- Set exercise
Pull each line holding the word "проектов" from the data.

Some records:
▽
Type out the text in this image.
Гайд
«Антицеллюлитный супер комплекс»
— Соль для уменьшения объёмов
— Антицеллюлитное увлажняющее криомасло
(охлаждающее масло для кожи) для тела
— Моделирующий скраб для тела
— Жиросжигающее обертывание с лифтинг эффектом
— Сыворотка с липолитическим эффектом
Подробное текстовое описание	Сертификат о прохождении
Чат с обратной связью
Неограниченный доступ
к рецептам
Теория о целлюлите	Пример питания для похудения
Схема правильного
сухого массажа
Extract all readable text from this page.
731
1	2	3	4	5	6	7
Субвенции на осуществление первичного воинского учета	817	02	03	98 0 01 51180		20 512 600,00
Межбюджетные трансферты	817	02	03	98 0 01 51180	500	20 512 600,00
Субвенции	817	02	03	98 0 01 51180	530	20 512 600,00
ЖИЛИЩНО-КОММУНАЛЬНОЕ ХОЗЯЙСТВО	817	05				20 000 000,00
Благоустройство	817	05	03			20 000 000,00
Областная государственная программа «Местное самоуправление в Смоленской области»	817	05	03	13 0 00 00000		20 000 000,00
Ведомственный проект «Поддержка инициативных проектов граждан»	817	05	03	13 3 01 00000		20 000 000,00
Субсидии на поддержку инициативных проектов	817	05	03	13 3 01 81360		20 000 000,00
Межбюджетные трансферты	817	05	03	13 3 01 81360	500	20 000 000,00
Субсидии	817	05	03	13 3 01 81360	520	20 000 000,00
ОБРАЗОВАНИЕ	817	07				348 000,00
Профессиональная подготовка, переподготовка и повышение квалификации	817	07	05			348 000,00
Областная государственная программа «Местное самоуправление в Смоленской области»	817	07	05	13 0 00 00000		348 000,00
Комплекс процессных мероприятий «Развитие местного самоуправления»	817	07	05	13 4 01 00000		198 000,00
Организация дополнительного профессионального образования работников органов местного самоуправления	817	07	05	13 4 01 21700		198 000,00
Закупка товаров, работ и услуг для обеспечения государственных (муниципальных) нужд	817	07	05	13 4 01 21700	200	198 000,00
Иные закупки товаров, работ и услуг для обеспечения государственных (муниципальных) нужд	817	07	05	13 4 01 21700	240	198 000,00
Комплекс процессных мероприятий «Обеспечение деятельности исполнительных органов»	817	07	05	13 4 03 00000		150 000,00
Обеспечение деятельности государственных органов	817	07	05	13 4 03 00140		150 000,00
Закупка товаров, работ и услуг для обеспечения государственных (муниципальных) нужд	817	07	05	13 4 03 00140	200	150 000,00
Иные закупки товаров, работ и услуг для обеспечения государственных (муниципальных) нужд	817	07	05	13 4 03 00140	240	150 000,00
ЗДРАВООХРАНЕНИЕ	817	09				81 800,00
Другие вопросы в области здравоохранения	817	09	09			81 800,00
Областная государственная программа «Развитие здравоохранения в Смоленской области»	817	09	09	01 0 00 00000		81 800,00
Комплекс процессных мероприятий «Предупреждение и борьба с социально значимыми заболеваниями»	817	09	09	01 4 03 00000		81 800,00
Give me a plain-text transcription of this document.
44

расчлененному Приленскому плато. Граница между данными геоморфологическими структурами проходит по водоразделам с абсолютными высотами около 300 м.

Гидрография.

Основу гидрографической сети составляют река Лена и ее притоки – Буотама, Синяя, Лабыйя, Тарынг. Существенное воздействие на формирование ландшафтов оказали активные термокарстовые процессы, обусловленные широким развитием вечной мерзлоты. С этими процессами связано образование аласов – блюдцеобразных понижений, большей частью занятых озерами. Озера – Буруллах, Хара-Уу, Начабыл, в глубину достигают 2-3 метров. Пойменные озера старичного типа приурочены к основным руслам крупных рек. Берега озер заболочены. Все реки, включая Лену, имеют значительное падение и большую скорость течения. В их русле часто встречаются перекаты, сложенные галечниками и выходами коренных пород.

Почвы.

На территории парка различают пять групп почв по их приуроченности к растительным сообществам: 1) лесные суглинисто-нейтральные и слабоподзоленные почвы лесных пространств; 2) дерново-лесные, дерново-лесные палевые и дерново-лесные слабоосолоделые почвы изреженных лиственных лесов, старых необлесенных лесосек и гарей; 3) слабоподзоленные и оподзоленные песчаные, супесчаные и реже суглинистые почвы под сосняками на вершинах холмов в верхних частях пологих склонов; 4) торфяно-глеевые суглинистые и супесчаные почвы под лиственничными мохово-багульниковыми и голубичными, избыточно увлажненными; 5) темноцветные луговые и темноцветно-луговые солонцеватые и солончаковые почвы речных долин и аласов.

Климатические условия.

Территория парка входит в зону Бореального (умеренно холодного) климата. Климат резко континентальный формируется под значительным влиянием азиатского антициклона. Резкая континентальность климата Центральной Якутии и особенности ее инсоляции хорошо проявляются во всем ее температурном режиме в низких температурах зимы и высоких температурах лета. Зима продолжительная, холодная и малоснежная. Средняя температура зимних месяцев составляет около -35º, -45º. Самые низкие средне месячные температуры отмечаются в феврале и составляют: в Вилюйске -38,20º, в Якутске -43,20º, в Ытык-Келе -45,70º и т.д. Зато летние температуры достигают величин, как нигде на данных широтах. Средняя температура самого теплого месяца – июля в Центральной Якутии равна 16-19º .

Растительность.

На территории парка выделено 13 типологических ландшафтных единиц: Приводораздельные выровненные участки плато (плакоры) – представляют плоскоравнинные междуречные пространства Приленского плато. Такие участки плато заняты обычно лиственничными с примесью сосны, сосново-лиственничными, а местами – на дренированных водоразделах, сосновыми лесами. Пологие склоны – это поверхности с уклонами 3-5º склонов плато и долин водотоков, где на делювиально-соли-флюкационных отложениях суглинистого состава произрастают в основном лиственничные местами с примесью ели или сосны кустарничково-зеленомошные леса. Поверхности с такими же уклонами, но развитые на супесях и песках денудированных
△
- Correct answer
Ведомственный проект «Поддержка инициативных проектов граждан»	817	05	03	13 3 01 00000		20 000 000,00
Субсидии на поддержку инициативных проектов	817	05	03	13 3 01 81360		20 000 000,00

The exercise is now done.